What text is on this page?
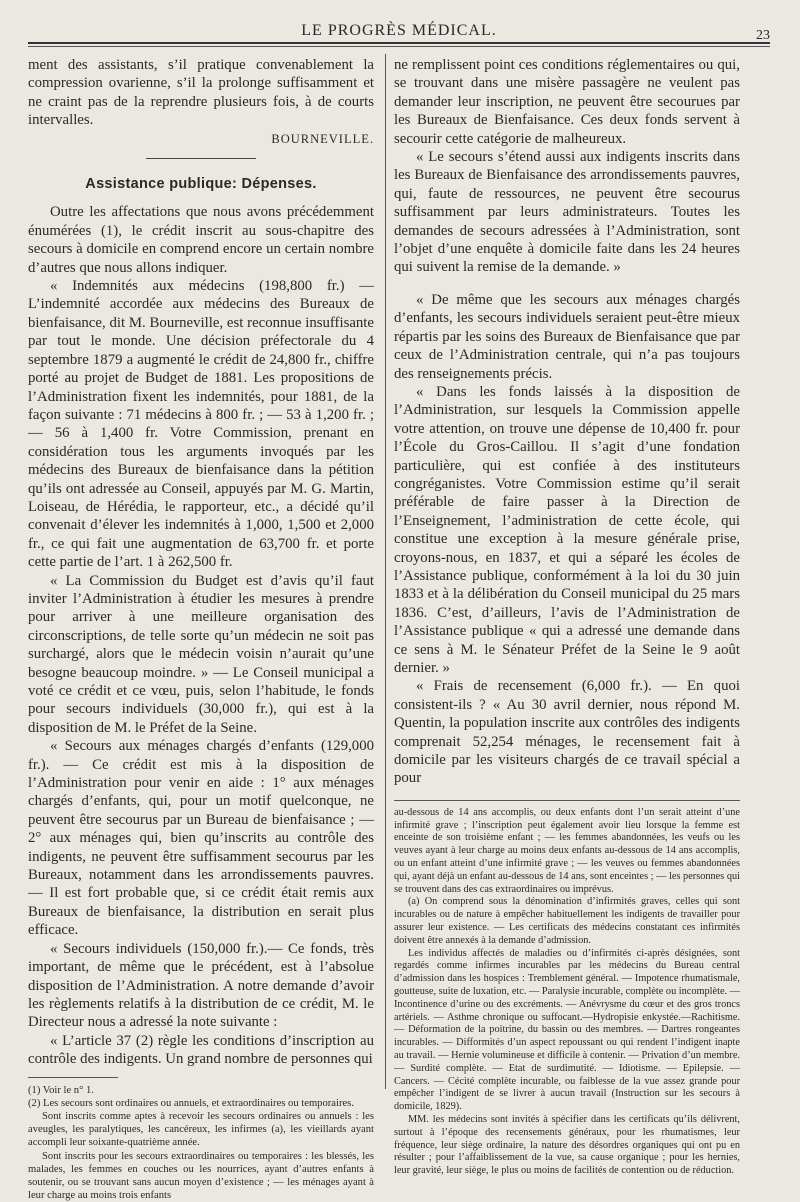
LE PROGRÈS MÉDICAL.	23

ment des assistants, s’il pratique convenablement la compression ovarienne, s’il la prolonge suffisamment et ne craint pas de la reprendre plusieurs fois, à de courts intervalles.

BOURNEVILLE.

Assistance publique: Dépenses.

Outre les affectations que nous avons précédemment énumérées (1), le crédit inscrit au sous-chapitre des secours à domicile en comprend encore un certain nombre d’autres que nous allons indiquer.

« Indemnités aux médecins (198,800 fr.) — L’indemnité accordée aux médecins des Bureaux de bienfaisance, dit M. Bourneville, est reconnue insuffisante par tout le monde. Une décision préfectorale du 4 septembre 1879 a augmenté le crédit de 24,800 fr., chiffre porté au projet de Budget de 1881. Les propositions de l’Administration fixent les indemnités, pour 1881, de la façon suivante : 71 médecins à 800 fr. ; — 53 à 1,200 fr. ; — 56 à 1,400 fr. Votre Commission, prenant en considération tous les arguments invoqués par les médecins des Bureaux de bienfaisance dans la pétition qu’ils ont adressée au Conseil, appuyés par M. G. Martin, Loiseau, de Hérédia, le rapporteur, etc., a décidé qu’il convenait d’élever les indemnités à 1,000, 1,500 et 2,000 fr., ce qui fait une augmentation de 63,700 fr. et porte cette partie de l’art. 1 à 262,500 fr.

« La Commission du Budget est d’avis qu’il faut inviter l’Administration à étudier les mesures à prendre pour arriver à une meilleure organisation des circonscriptions, de telle sorte qu’un médecin ne soit pas surchargé, alors que le médecin voisin n’aurait qu’une besogne beaucoup moindre. » — Le Conseil municipal a voté ce crédit et ce vœu, puis, selon l’habitude, le fonds pour secours individuels (30,000 fr.), qui est à la disposition de M. le Préfet de la Seine.

« Secours aux ménages chargés d’enfants (129,000 fr.). — Ce crédit est mis à la disposition de l’Administration pour venir en aide : 1° aux ménages chargés d’enfants, qui, pour un motif quelconque, ne peuvent être secourus par un Bureau de bienfaisance ; — 2° aux ménages qui, bien qu’inscrits au contrôle des indigents, ne peuvent être suffisamment secourus par les Bureaux, notamment dans les arrondissements pauvres. — Il est fort probable que, si ce crédit était remis aux Bureaux de bienfaisance, la distribution en serait plus efficace.

« Secours individuels (150,000 fr.).— Ce fonds, très important, de même que le précédent, est à l’absolue disposition de l’Administration. A notre demande d’avoir les règlements relatifs à la distribution de ce crédit, M. le Directeur nous a adressé la note suivante :

« L’article 37 (2) règle les conditions d’inscription au contrôle des indigents. Un grand nombre de personnes qui

(1) Voir le n° 1.

(2) Les secours sont ordinaires ou annuels, et extraordinaires ou temporaires.

Sont inscrits comme aptes à recevoir les secours ordinaires ou annuels : les aveugles, les paralytiques, les cancéreux, les infirmes (a), les vieillards ayant accompli leur soixante-quatrième année.

Sont inscrits pour les secours extraordinaires ou temporaires : les blessés, les malades, les femmes en couches ou les nourrices, ayant d’autres enfants à soutenir, ou se trouvant sans aucun moyen d’existence ; — les ménages ayant à leur charge au moins trois enfants

ne remplissent point ces conditions réglementaires ou qui, se trouvant dans une misère passagère ne veulent pas demander leur inscription, ne peuvent être secourues par les Bureaux de Bienfaisance. Ces deux fonds servent à secourir cette catégorie de malheureux.

« Le secours s’étend aussi aux indigents inscrits dans les Bureaux de Bienfaisance des arrondissements pauvres, qui, faute de ressources, ne peuvent être secourus suffisamment par leurs administrateurs. Toutes les demandes de secours adressées à l’Administration, sont l’objet d’une enquête à domicile faite dans les 24 heures qui suivent la remise de la demande. »

« De même que les secours aux ménages chargés d’enfants, les secours individuels seraient peut-être mieux répartis par les soins des Bureaux de Bienfaisance que par ceux de l’Administration centrale, qui n’a pas toujours des renseignements précis.

« Dans les fonds laissés à la disposition de l’Administration, sur lesquels la Commission appelle votre attention, on trouve une dépense de 10,400 fr. pour l’École du Gros-Caillou. Il s’agit d’une fondation particulière, qui est confiée à des instituteurs congréganistes. Votre Commission estime qu’il serait préférable de faire passer à la Direction de l’Enseignement, l’administration de cette école, qui constitue une exception à la mesure générale prise, croyons-nous, en 1837, et qui a séparé les écoles de l’Assistance publique, conformément à la loi du 30 juin 1833 et à la délibération du Conseil municipal du 25 mars 1836. C’est, d’ailleurs, l’avis de l’Administration de l’Assistance publique « qui a adressé une demande dans ce sens à M. le Sénateur Préfet de la Seine le 9 août dernier. »

« Frais de recensement (6,000 fr.). — En quoi consistent-ils ? « Au 30 avril dernier, nous répond M. Quentin, la population inscrite aux contrôles des indigents comprenait 52,254 ménages, le recensement fait à domicile par les visiteurs chargés de ce travail spécial a pour

au-dessous de 14 ans accomplis, ou deux enfants dont l’un serait atteint d’une infirmité grave ; l’inscription peut également avoir lieu lorsque la femme est enceinte de son troisième enfant ; — les femmes abandonnées, les veufs ou les veuves ayant à leur charge au moins deux enfants au-dessous de 14 ans accomplis, ou un enfant atteint d’une infirmité grave ; — les veuves ou femmes abandonnées qui, ayant déjà un enfant au-dessous de 14 ans, sont enceintes ; — les personnes qui se trouvent dans des cas extraordinaires ou imprévus.

(a) On comprend sous la dénomination d’infirmités graves, celles qui sont incurables ou de nature à empêcher habituellement les indigents de travailler pour assurer leur existence. — Les certificats des médecins constatant ces infirmités doivent être annexés à la demande d’admission.

Les individus affectés de maladies ou d’infirmités ci-après désignées, sont regardés comme infirmes incurables par les médecins du Bureau central d’admission dans les hospices : Tremblement général. — Impotence rhumatismale, goutteuse, suite de luxation, etc. — Paralysie incurable, complète ou incomplète. — Incontinence d’urine ou des excréments. — Anévrysme du cœur et des gros troncs artériels. — Asthme chronique ou suffocant.—Hydropisie enkystée.—Rachitisme. — Déformation de la poitrine, du bassin ou des membres. — Dartres rongeantes incurables. — Difformités d’un aspect repoussant ou qui rendent l’indigent inapte au travail. — Hernie volumineuse et difficile à contenir. — Privation d’un membre. — Surdité complète. — Etat de surdimutité. — Idiotisme. — Epilepsie. — Cancers. — Cécité complète incurable, ou faiblesse de la vue assez grande pour empêcher l’indigent de se livrer à aucun travail (Instruction sur les secours à domicile, 1829).

MM. les médecins sont invités à spécifier dans les certificats qu’ils délivrent, surtout à l’époque des recensements généraux, pour les rhumatismes, leur fréquence, leur siège ordinaire, la nature des désordres organiques qui ont pu en résulter ; pour l’affaiblissement de la vue, sa cause organique ; pour les hernies, leur gravité, leur siège, le plus ou moins de facilités de contention ou de réduction.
###
Copy out all the records exactly, excluding pictures.

▶ Final result
What text is on this page?
LE PROGRÈS MÉDICAL.	23

ment des assistants, s’il pratique convenablement la compression ovarienne, s’il la prolonge suffisamment et ne craint pas de la reprendre plusieurs fois, à de courts intervalles.

BOURNEVILLE.

Assistance publique: Dépenses.

Outre les affectations que nous avons précédemment énumérées (1), le crédit inscrit au sous-chapitre des secours à domicile en comprend encore un certain nombre d’autres que nous allons indiquer.

« Indemnités aux médecins (198,800 fr.) — L’indemnité accordée aux médecins des Bureaux de bienfaisance, dit M. Bourneville, est reconnue insuffisante par tout le monde. Une décision préfectorale du 4 septembre 1879 a augmenté le crédit de 24,800 fr., chiffre porté au projet de Budget de 1881. Les propositions de l’Administration fixent les indemnités, pour 1881, de la façon suivante : 71 médecins à 800 fr. ; — 53 à 1,200 fr. ; — 56 à 1,400 fr. Votre Commission, prenant en considération tous les arguments invoqués par les médecins des Bureaux de bienfaisance dans la pétition qu’ils ont adressée au Conseil, appuyés par M. G. Martin, Loiseau, de Hérédia, le rapporteur, etc., a décidé qu’il convenait d’élever les indemnités à 1,000, 1,500 et 2,000 fr., ce qui fait une augmentation de 63,700 fr. et porte cette partie de l’art. 1 à 262,500 fr.

« La Commission du Budget est d’avis qu’il faut inviter l’Administration à étudier les mesures à prendre pour arriver à une meilleure organisation des circonscriptions, de telle sorte qu’un médecin ne soit pas surchargé, alors que le médecin voisin n’aurait qu’une besogne beaucoup moindre. » — Le Conseil municipal a voté ce crédit et ce vœu, puis, selon l’habitude, le fonds pour secours individuels (30,000 fr.), qui est à la disposition de M. le Préfet de la Seine.

« Secours aux ménages chargés d’enfants (129,000 fr.). — Ce crédit est mis à la disposition de l’Administration pour venir en aide : 1° aux ménages chargés d’enfants, qui, pour un motif quelconque, ne peuvent être secourus par un Bureau de bienfaisance ; — 2° aux ménages qui, bien qu’inscrits au contrôle des indigents, ne peuvent être suffisamment secourus par les Bureaux, notamment dans les arrondissements pauvres. — Il est fort probable que, si ce crédit était remis aux Bureaux de bienfaisance, la distribution en serait plus efficace.

« Secours individuels (150,000 fr.).— Ce fonds, très important, de même que le précédent, est à l’absolue disposition de l’Administration. A notre demande d’avoir les règlements relatifs à la distribution de ce crédit, M. le Directeur nous a adressé la note suivante :

« L’article 37 (2) règle les conditions d’inscription au contrôle des indigents. Un grand nombre de personnes qui

(1) Voir le n° 1.

(2) Les secours sont ordinaires ou annuels, et extraordinaires ou temporaires.

Sont inscrits comme aptes à recevoir les secours ordinaires ou annuels : les aveugles, les paralytiques, les cancéreux, les infirmes (a), les vieillards ayant accompli leur soixante-quatrième année.

Sont inscrits pour les secours extraordinaires ou temporaires : les blessés, les malades, les femmes en couches ou les nourrices, ayant d’autres enfants à soutenir, ou se trouvant sans aucun moyen d’existence ; — les ménages ayant à leur charge au moins trois enfants

ne remplissent point ces conditions réglementaires ou qui, se trouvant dans une misère passagère ne veulent pas demander leur inscription, ne peuvent être secourues par les Bureaux de Bienfaisance. Ces deux fonds servent à secourir cette catégorie de malheureux.

« Le secours s’étend aussi aux indigents inscrits dans les Bureaux de Bienfaisance des arrondissements pauvres, qui, faute de ressources, ne peuvent être secourus suffisamment par leurs administrateurs. Toutes les demandes de secours adressées à l’Administration, sont l’objet d’une enquête à domicile faite dans les 24 heures qui suivent la remise de la demande. »

« De même que les secours aux ménages chargés d’enfants, les secours individuels seraient peut-être mieux répartis par les soins des Bureaux de Bienfaisance que par ceux de l’Administration centrale, qui n’a pas toujours des renseignements précis.

« Dans les fonds laissés à la disposition de l’Administration, sur lesquels la Commission appelle votre attention, on trouve une dépense de 10,400 fr. pour l’École du Gros-Caillou. Il s’agit d’une fondation particulière, qui est confiée à des instituteurs congréganistes. Votre Commission estime qu’il serait préférable de faire passer à la Direction de l’Enseignement, l’administration de cette école, qui constitue une exception à la mesure générale prise, croyons-nous, en 1837, et qui a séparé les écoles de l’Assistance publique, conformément à la loi du 30 juin 1833 et à la délibération du Conseil municipal du 25 mars 1836. C’est, d’ailleurs, l’avis de l’Administration de l’Assistance publique « qui a adressé une demande dans ce sens à M. le Sénateur Préfet de la Seine le 9 août dernier. »

« Frais de recensement (6,000 fr.). — En quoi consistent-ils ? « Au 30 avril dernier, nous répond M. Quentin, la population inscrite aux contrôles des indigents comprenait 52,254 ménages, le recensement fait à domicile par les visiteurs chargés de ce travail spécial a pour

au-dessous de 14 ans accomplis, ou deux enfants dont l’un serait atteint d’une infirmité grave ; l’inscription peut également avoir lieu lorsque la femme est enceinte de son troisième enfant ; — les femmes abandonnées, les veufs ou les veuves ayant à leur charge au moins deux enfants au-dessous de 14 ans accomplis, ou un enfant atteint d’une infirmité grave ; — les veuves ou femmes abandonnées qui, ayant déjà un enfant au-dessous de 14 ans, sont enceintes ; — les personnes qui se trouvent dans des cas extraordinaires ou imprévus.

(a) On comprend sous la dénomination d’infirmités graves, celles qui sont incurables ou de nature à empêcher habituellement les indigents de travailler pour assurer leur existence. — Les certificats des médecins constatant ces infirmités doivent être annexés à la demande d’admission.

Les individus affectés de maladies ou d’infirmités ci-après désignées, sont regardés comme infirmes incurables par les médecins du Bureau central d’admission dans les hospices : Tremblement général. — Impotence rhumatismale, goutteuse, suite de luxation, etc. — Paralysie incurable, complète ou incomplète. — Incontinence d’urine ou des excréments. — Anévrysme du cœur et des gros troncs artériels. — Asthme chronique ou suffocant.—Hydropisie enkystée.—Rachitisme. — Déformation de la poitrine, du bassin ou des membres. — Dartres rongeantes incurables. — Difformités d’un aspect repoussant ou qui rendent l’indigent inapte au travail. — Hernie volumineuse et difficile à contenir. — Privation d’un membre. — Surdité complète. — Etat de surdimutité. — Idiotisme. — Epilepsie. — Cancers. — Cécité complète incurable, ou faiblesse de la vue assez grande pour empêcher l’indigent de se livrer à aucun travail (Instruction sur les secours à domicile, 1829).

MM. les médecins sont invités à spécifier dans les certificats qu’ils délivrent, surtout à l’époque des recensements généraux, pour les rhumatismes, leur fréquence, leur siège ordinaire, la nature des désordres organiques qui ont pu en résulter ; pour l’affaiblissement de la vue, sa cause organique ; pour les hernies, leur gravité, leur siège, le plus ou moins de facilités de contention ou de réduction.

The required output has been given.